▸ DIRECTIONS FOR THIS TASK
Print every entry, word for word, and skip the images.

Dataset items
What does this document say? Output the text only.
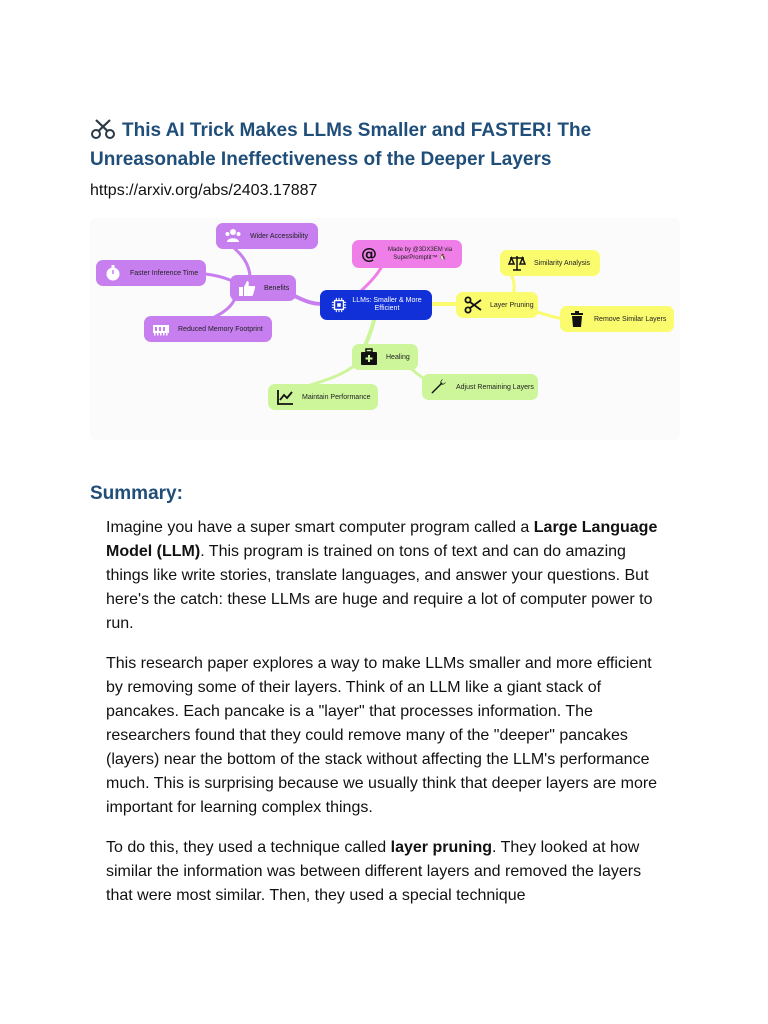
This AI Trick Makes LLMs Smaller and FASTER! The Unreasonable Ineffectiveness of the Deeper Layers

https://arxiv.org/abs/2403.17887

LLMs: Smaller & More Efficient
@	Made by @3DX3EM via SuperPromptit™ 🐧
Benefits
Wider Accessibility
Faster Inference Time
Reduced Memory Footprint
Layer Pruning
Similarity Analysis
Remove Similar Layers
Healing
Maintain Performance
Adjust Remaining Layers
Summary:

Imagine you have a super smart computer program called a Large Language Model (LLM). This program is trained on tons of text and can do amazing things like write stories, translate languages, and answer your questions. But here's the catch: these LLMs are huge and require a lot of computer power to run.

This research paper explores a way to make LLMs smaller and more efficient by removing some of their layers. Think of an LLM like a giant stack of pancakes. Each pancake is a "layer" that processes information. The researchers found that they could remove many of the "deeper" pancakes (layers) near the bottom of the stack without affecting the LLM's performance much. This is surprising because we usually think that deeper layers are more important for learning complex things.

To do this, they used a technique called layer pruning. They looked at how similar the information was between different layers and removed the layers that were most similar. Then, they used a special technique
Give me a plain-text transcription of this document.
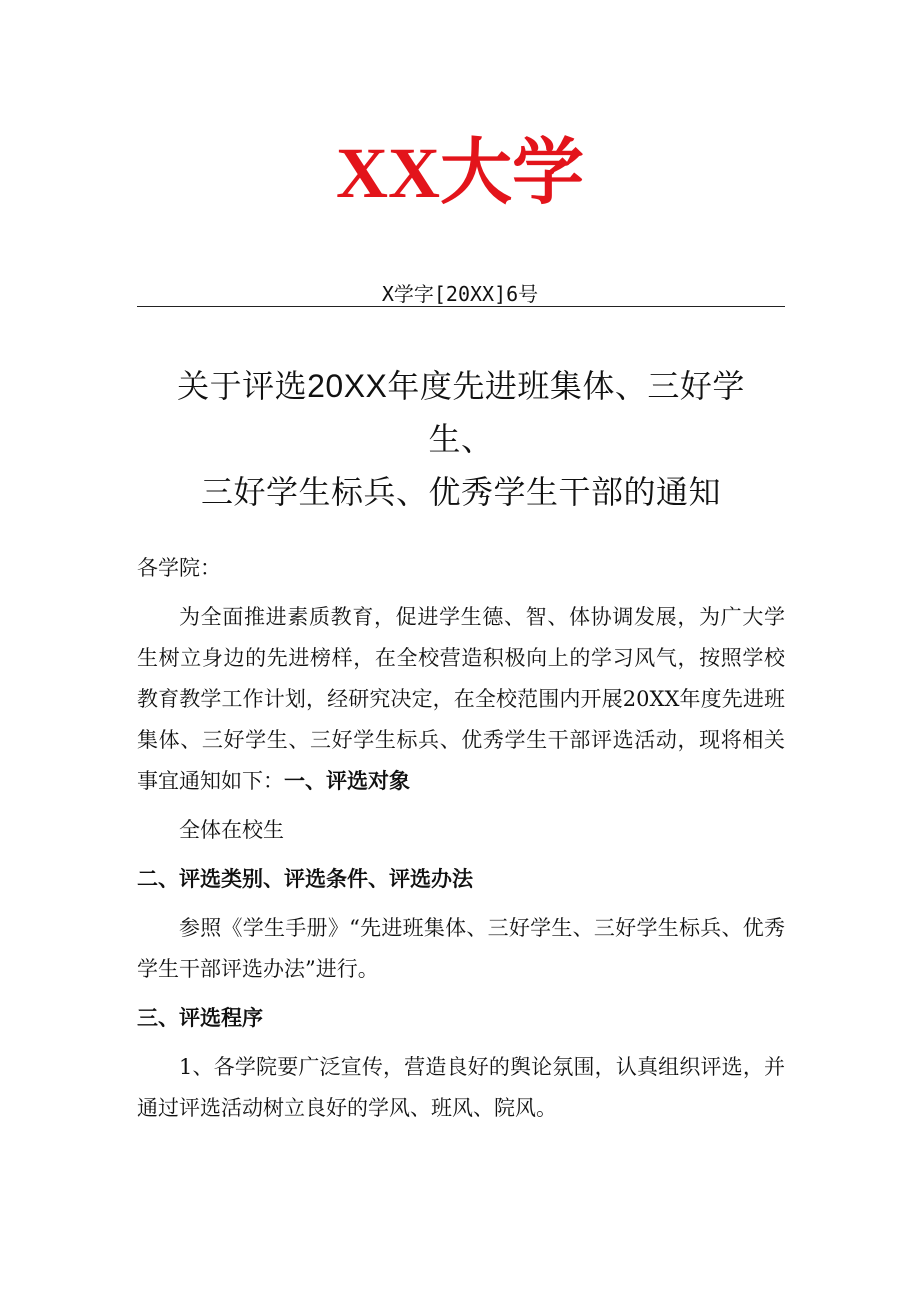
XX大学
X学字[20XX]6号
关于评选20XX年度先进班集体、三好学
生、
三好学生标兵、优秀学生干部的通知
各学院：
为全面推进素质教育，促进学生德、智、体协调发展，为广大学生树立身边的先进榜样，在全校营造积极向上的学习风气，按照学校教育教学工作计划，经研究决定，在全校范围内开展20XX年度先进班集体、三好学生、三好学生标兵、优秀学生干部评选活动，现将相关事宜通知如下：一、评选对象
全体在校生
二、评选类别、评选条件、评选办法
参照《学生手册》“先进班集体、三好学生、三好学生标兵、优秀学生干部评选办法”进行。
三、评选程序
1、各学院要广泛宣传，营造良好的舆论氛围，认真组织评选，并通过评选活动树立良好的学风、班风、院风。
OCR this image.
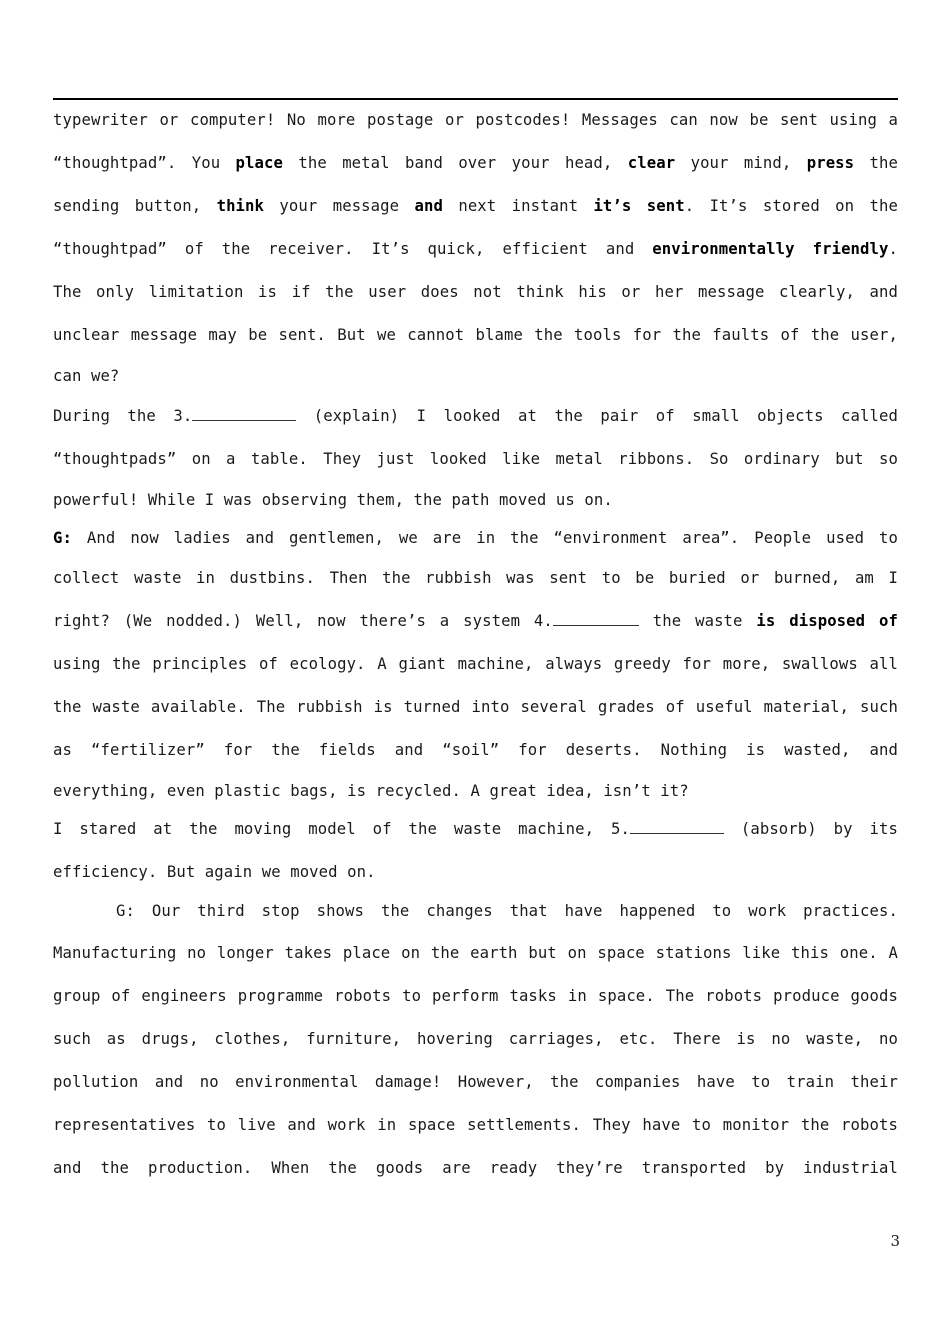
typewriter or computer! No more postage or postcodes! Messages can now be sent using a
“thoughtpad”. You place the metal band over your head, clear your mind, press the
sending button, think your message and next instant it’s sent. It’s stored on the
“thoughtpad” of the receiver. It’s quick, efficient and environmentally friendly.
The only limitation is if the user does not think his or her message clearly, and
unclear message may be sent. But we cannot blame the tools for the faults of the user,
can we?
During the 3.	(explain) I looked at the pair of small objects called
“thoughtpads” on a table. They just looked like metal ribbons. So ordinary but so
powerful! While I was observing them, the path moved us on.
G: And now ladies and gentlemen, we are in the “environment area”. People used to
collect waste in dustbins. Then the rubbish was sent to be buried or burned, am I
right? (We nodded.) Well, now there’s a system 4.	the waste is disposed of
using the principles of ecology. A giant machine, always greedy for more, swallows all
the waste available. The rubbish is turned into several grades of useful material, such
as “fertilizer” for the fields and “soil” for deserts. Nothing is wasted, and
everything, even plastic bags, is recycled. A great idea, isn’t it?
I stared at the moving model of the waste machine, 5.	(absorb) by its
efficiency. But again we moved on.
G: Our third stop shows the changes that have happened to work practices.
Manufacturing no longer takes place on the earth but on space stations like this one. A
group of engineers programme robots to perform tasks in space. The robots produce goods
such as drugs, clothes, furniture, hovering carriages, etc. There is no waste, no
pollution and no environmental damage! However, the companies have to train their
representatives to live and work in space settlements. They have to monitor the robots
and the production. When the goods are ready they’re transported by industrial
3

▸ THE COMPLETED TASK
What does this document say? Output the text only.
This AI Trick Makes LLMs Smaller and FASTER! The Unreasonable Ineffectiveness of the Deeper Layers

https://arxiv.org/abs/2403.17887

LLMs: Smaller & More Efficient
@	Made by @3DX3EM via SuperPromptit™ 🐧
Benefits
Wider Accessibility
Faster Inference Time
Reduced Memory Footprint
Layer Pruning
Similarity Analysis
Remove Similar Layers
Healing
Maintain Performance
Adjust Remaining Layers
Summary:

Imagine you have a super smart computer program called a Large Language Model (LLM). This program is trained on tons of text and can do amazing things like write stories, translate languages, and answer your questions. But here's the catch: these LLMs are huge and require a lot of computer power to run.

This research paper explores a way to make LLMs smaller and more efficient by removing some of their layers. Think of an LLM like a giant stack of pancakes. Each pancake is a "layer" that processes information. The researchers found that they could remove many of the "deeper" pancakes (layers) near the bottom of the stack without affecting the LLM's performance much. This is surprising because we usually think that deeper layers are more important for learning complex things.

To do this, they used a technique called layer pruning. They looked at how similar the information was between different layers and removed the layers that were most similar. Then, they used a special technique
Give me a plain-text transcription of this document.
XX大学
X学字[20XX]6号
关于评选20XX年度先进班集体、三好学
生、
三好学生标兵、优秀学生干部的通知
各学院：
为全面推进素质教育，促进学生德、智、体协调发展，为广大学生树立身边的先进榜样，在全校营造积极向上的学习风气，按照学校教育教学工作计划，经研究决定，在全校范围内开展20XX年度先进班集体、三好学生、三好学生标兵、优秀学生干部评选活动，现将相关事宜通知如下：一、评选对象
全体在校生
二、评选类别、评选条件、评选办法
参照《学生手册》“先进班集体、三好学生、三好学生标兵、优秀学生干部评选办法”进行。
三、评选程序
1、各学院要广泛宣传，营造良好的舆论氛围，认真组织评选，并通过评选活动树立良好的学风、班风、院风。
OCR this image.
typewriter or computer! No more postage or postcodes! Messages can now be sent using a
“thoughtpad”. You place the metal band over your head, clear your mind, press the
sending button, think your message and next instant it’s sent. It’s stored on the
“thoughtpad” of the receiver. It’s quick, efficient and environmentally friendly.
The only limitation is if the user does not think his or her message clearly, and
unclear message may be sent. But we cannot blame the tools for the faults of the user,
can we?
During the 3.	(explain) I looked at the pair of small objects called
“thoughtpads” on a table. They just looked like metal ribbons. So ordinary but so
powerful! While I was observing them, the path moved us on.
G: And now ladies and gentlemen, we are in the “environment area”. People used to
collect waste in dustbins. Then the rubbish was sent to be buried or burned, am I
right? (We nodded.) Well, now there’s a system 4.	the waste is disposed of
using the principles of ecology. A giant machine, always greedy for more, swallows all
the waste available. The rubbish is turned into several grades of useful material, such
as “fertilizer” for the fields and “soil” for deserts. Nothing is wasted, and
everything, even plastic bags, is recycled. A great idea, isn’t it?
I stared at the moving model of the waste machine, 5.	(absorb) by its
efficiency. But again we moved on.
G: Our third stop shows the changes that have happened to work practices.
Manufacturing no longer takes place on the earth but on space stations like this one. A
group of engineers programme robots to perform tasks in space. The robots produce goods
such as drugs, clothes, furniture, hovering carriages, etc. There is no waste, no
pollution and no environmental damage! However, the companies have to train their
representatives to live and work in space settlements. They have to monitor the robots
and the production. When the goods are ready they’re transported by industrial
3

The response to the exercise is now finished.